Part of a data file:
::::::

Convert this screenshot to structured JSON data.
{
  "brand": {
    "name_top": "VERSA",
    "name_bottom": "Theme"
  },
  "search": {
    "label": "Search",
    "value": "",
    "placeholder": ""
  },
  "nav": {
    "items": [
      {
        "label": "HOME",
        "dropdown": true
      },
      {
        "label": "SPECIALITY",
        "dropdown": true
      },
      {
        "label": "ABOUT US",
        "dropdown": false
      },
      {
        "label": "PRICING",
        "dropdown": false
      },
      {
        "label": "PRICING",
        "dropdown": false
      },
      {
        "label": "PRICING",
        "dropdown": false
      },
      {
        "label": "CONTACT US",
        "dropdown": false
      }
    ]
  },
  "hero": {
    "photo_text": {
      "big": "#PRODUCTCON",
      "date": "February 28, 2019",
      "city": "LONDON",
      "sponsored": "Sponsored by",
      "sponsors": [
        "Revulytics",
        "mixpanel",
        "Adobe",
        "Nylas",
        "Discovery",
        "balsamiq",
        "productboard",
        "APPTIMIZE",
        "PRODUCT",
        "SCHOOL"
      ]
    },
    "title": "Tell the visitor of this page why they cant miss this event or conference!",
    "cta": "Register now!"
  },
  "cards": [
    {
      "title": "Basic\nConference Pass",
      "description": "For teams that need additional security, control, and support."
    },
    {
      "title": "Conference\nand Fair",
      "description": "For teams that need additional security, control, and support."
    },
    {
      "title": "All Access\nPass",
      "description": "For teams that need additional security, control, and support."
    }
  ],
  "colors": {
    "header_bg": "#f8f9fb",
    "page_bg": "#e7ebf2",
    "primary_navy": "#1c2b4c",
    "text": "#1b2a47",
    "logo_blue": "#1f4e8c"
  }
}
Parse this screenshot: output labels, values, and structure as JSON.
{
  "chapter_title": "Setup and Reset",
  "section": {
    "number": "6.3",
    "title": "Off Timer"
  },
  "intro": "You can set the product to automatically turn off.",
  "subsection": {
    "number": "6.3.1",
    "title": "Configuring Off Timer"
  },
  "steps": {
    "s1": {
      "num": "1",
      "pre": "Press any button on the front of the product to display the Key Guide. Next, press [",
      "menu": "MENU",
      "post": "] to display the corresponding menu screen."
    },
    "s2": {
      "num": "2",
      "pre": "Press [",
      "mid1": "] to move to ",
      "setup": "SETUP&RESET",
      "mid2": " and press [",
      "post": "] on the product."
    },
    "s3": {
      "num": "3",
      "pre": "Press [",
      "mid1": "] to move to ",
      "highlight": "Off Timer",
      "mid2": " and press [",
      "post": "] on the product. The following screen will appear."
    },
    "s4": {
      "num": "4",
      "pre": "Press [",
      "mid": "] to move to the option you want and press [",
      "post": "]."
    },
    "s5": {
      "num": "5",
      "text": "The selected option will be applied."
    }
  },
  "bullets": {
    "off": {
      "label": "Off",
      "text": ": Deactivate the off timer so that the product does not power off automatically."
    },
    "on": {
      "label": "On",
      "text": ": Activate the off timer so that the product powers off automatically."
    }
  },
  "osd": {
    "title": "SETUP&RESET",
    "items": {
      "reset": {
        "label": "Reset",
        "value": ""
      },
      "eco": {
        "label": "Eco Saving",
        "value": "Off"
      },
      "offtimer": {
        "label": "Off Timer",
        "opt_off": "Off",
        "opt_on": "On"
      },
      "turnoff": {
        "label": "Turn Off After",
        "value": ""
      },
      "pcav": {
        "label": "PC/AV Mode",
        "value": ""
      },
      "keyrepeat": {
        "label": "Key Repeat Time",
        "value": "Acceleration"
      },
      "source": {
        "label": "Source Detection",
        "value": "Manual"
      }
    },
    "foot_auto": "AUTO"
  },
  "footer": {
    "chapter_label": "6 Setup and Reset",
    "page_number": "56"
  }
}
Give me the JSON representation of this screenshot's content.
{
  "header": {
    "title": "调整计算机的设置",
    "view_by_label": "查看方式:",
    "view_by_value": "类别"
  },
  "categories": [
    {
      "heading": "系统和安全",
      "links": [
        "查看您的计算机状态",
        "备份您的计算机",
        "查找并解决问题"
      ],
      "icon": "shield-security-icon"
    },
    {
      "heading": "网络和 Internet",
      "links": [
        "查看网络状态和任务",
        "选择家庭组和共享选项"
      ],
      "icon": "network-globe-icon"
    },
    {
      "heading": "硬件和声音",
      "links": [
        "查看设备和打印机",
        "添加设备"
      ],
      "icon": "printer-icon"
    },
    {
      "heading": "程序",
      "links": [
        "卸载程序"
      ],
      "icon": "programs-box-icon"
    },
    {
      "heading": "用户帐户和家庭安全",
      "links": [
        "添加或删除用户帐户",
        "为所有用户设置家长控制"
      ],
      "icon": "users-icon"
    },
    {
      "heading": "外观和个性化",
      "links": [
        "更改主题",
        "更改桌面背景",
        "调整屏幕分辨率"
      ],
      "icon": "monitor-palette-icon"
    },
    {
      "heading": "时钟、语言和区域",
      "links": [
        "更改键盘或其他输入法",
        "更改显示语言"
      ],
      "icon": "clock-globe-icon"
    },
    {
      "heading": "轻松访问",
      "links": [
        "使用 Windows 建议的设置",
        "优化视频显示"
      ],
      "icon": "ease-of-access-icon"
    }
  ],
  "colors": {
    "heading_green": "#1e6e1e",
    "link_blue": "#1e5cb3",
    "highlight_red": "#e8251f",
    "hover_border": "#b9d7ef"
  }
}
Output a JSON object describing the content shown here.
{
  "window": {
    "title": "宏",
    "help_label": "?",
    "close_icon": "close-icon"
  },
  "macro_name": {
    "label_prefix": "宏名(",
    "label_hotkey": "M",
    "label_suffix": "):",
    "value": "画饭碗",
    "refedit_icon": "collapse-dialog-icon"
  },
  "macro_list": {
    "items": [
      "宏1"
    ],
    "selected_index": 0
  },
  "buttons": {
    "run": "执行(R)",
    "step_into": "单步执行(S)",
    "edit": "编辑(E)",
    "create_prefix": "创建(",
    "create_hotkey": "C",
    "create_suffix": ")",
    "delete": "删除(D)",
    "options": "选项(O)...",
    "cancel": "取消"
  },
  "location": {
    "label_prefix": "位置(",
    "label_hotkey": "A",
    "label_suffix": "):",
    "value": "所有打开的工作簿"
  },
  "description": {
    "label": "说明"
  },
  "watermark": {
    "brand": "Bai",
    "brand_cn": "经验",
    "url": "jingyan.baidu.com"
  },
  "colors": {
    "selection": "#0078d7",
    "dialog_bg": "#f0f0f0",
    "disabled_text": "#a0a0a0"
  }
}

::::::

Aim: Print all of the entries again, exactly as written.

Solution to this problem:
Convert this screenshot to structured JSON data.
{
  "brand": {
    "name_top": "VERSA",
    "name_bottom": "Theme"
  },
  "search": {
    "label": "Search",
    "value": "",
    "placeholder": ""
  },
  "nav": {
    "items": [
      {
        "label": "HOME",
        "dropdown": true
      },
      {
        "label": "SPECIALITY",
        "dropdown": true
      },
      {
        "label": "ABOUT US",
        "dropdown": false
      },
      {
        "label": "PRICING",
        "dropdown": false
      },
      {
        "label": "PRICING",
        "dropdown": false
      },
      {
        "label": "PRICING",
        "dropdown": false
      },
      {
        "label": "CONTACT US",
        "dropdown": false
      }
    ]
  },
  "hero": {
    "photo_text": {
      "big": "#PRODUCTCON",
      "date": "February 28, 2019",
      "city": "LONDON",
      "sponsored": "Sponsored by",
      "sponsors": [
        "Revulytics",
        "mixpanel",
        "Adobe",
        "Nylas",
        "Discovery",
        "balsamiq",
        "productboard",
        "APPTIMIZE",
        "PRODUCT",
        "SCHOOL"
      ]
    },
    "title": "Tell the visitor of this page why they cant miss this event or conference!",
    "cta": "Register now!"
  },
  "cards": [
    {
      "title": "Basic\nConference Pass",
      "description": "For teams that need additional security, control, and support."
    },
    {
      "title": "Conference\nand Fair",
      "description": "For teams that need additional security, control, and support."
    },
    {
      "title": "All Access\nPass",
      "description": "For teams that need additional security, control, and support."
    }
  ],
  "colors": {
    "header_bg": "#f8f9fb",
    "page_bg": "#e7ebf2",
    "primary_navy": "#1c2b4c",
    "text": "#1b2a47",
    "logo_blue": "#1f4e8c"
  }
}
Parse this screenshot: output labels, values, and structure as JSON.
{
  "chapter_title": "Setup and Reset",
  "section": {
    "number": "6.3",
    "title": "Off Timer"
  },
  "intro": "You can set the product to automatically turn off.",
  "subsection": {
    "number": "6.3.1",
    "title": "Configuring Off Timer"
  },
  "steps": {
    "s1": {
      "num": "1",
      "pre": "Press any button on the front of the product to display the Key Guide. Next, press [",
      "menu": "MENU",
      "post": "] to display the corresponding menu screen."
    },
    "s2": {
      "num": "2",
      "pre": "Press [",
      "mid1": "] to move to ",
      "setup": "SETUP&RESET",
      "mid2": " and press [",
      "post": "] on the product."
    },
    "s3": {
      "num": "3",
      "pre": "Press [",
      "mid1": "] to move to ",
      "highlight": "Off Timer",
      "mid2": " and press [",
      "post": "] on the product. The following screen will appear."
    },
    "s4": {
      "num": "4",
      "pre": "Press [",
      "mid": "] to move to the option you want and press [",
      "post": "]."
    },
    "s5": {
      "num": "5",
      "text": "The selected option will be applied."
    }
  },
  "bullets": {
    "off": {
      "label": "Off",
      "text": ": Deactivate the off timer so that the product does not power off automatically."
    },
    "on": {
      "label": "On",
      "text": ": Activate the off timer so that the product powers off automatically."
    }
  },
  "osd": {
    "title": "SETUP&RESET",
    "items": {
      "reset": {
        "label": "Reset",
        "value": ""
      },
      "eco": {
        "label": "Eco Saving",
        "value": "Off"
      },
      "offtimer": {
        "label": "Off Timer",
        "opt_off": "Off",
        "opt_on": "On"
      },
      "turnoff": {
        "label": "Turn Off After",
        "value": ""
      },
      "pcav": {
        "label": "PC/AV Mode",
        "value": ""
      },
      "keyrepeat": {
        "label": "Key Repeat Time",
        "value": "Acceleration"
      },
      "source": {
        "label": "Source Detection",
        "value": "Manual"
      }
    },
    "foot_auto": "AUTO"
  },
  "footer": {
    "chapter_label": "6 Setup and Reset",
    "page_number": "56"
  }
}
Give me the JSON representation of this screenshot's content.
{
  "header": {
    "title": "调整计算机的设置",
    "view_by_label": "查看方式:",
    "view_by_value": "类别"
  },
  "categories": [
    {
      "heading": "系统和安全",
      "links": [
        "查看您的计算机状态",
        "备份您的计算机",
        "查找并解决问题"
      ],
      "icon": "shield-security-icon"
    },
    {
      "heading": "网络和 Internet",
      "links": [
        "查看网络状态和任务",
        "选择家庭组和共享选项"
      ],
      "icon": "network-globe-icon"
    },
    {
      "heading": "硬件和声音",
      "links": [
        "查看设备和打印机",
        "添加设备"
      ],
      "icon": "printer-icon"
    },
    {
      "heading": "程序",
      "links": [
        "卸载程序"
      ],
      "icon": "programs-box-icon"
    },
    {
      "heading": "用户帐户和家庭安全",
      "links": [
        "添加或删除用户帐户",
        "为所有用户设置家长控制"
      ],
      "icon": "users-icon"
    },
    {
      "heading": "外观和个性化",
      "links": [
        "更改主题",
        "更改桌面背景",
        "调整屏幕分辨率"
      ],
      "icon": "monitor-palette-icon"
    },
    {
      "heading": "时钟、语言和区域",
      "links": [
        "更改键盘或其他输入法",
        "更改显示语言"
      ],
      "icon": "clock-globe-icon"
    },
    {
      "heading": "轻松访问",
      "links": [
        "使用 Windows 建议的设置",
        "优化视频显示"
      ],
      "icon": "ease-of-access-icon"
    }
  ],
  "colors": {
    "heading_green": "#1e6e1e",
    "link_blue": "#1e5cb3",
    "highlight_red": "#e8251f",
    "hover_border": "#b9d7ef"
  }
}
Output a JSON object describing the content shown here.
{
  "window": {
    "title": "宏",
    "help_label": "?",
    "close_icon": "close-icon"
  },
  "macro_name": {
    "label_prefix": "宏名(",
    "label_hotkey": "M",
    "label_suffix": "):",
    "value": "画饭碗",
    "refedit_icon": "collapse-dialog-icon"
  },
  "macro_list": {
    "items": [
      "宏1"
    ],
    "selected_index": 0
  },
  "buttons": {
    "run": "执行(R)",
    "step_into": "单步执行(S)",
    "edit": "编辑(E)",
    "create_prefix": "创建(",
    "create_hotkey": "C",
    "create_suffix": ")",
    "delete": "删除(D)",
    "options": "选项(O)...",
    "cancel": "取消"
  },
  "location": {
    "label_prefix": "位置(",
    "label_hotkey": "A",
    "label_suffix": "):",
    "value": "所有打开的工作簿"
  },
  "description": {
    "label": "说明"
  },
  "watermark": {
    "brand": "Bai",
    "brand_cn": "经验",
    "url": "jingyan.baidu.com"
  },
  "colors": {
    "selection": "#0078d7",
    "dialog_bg": "#f0f0f0",
    "disabled_text": "#a0a0a0"
  }
}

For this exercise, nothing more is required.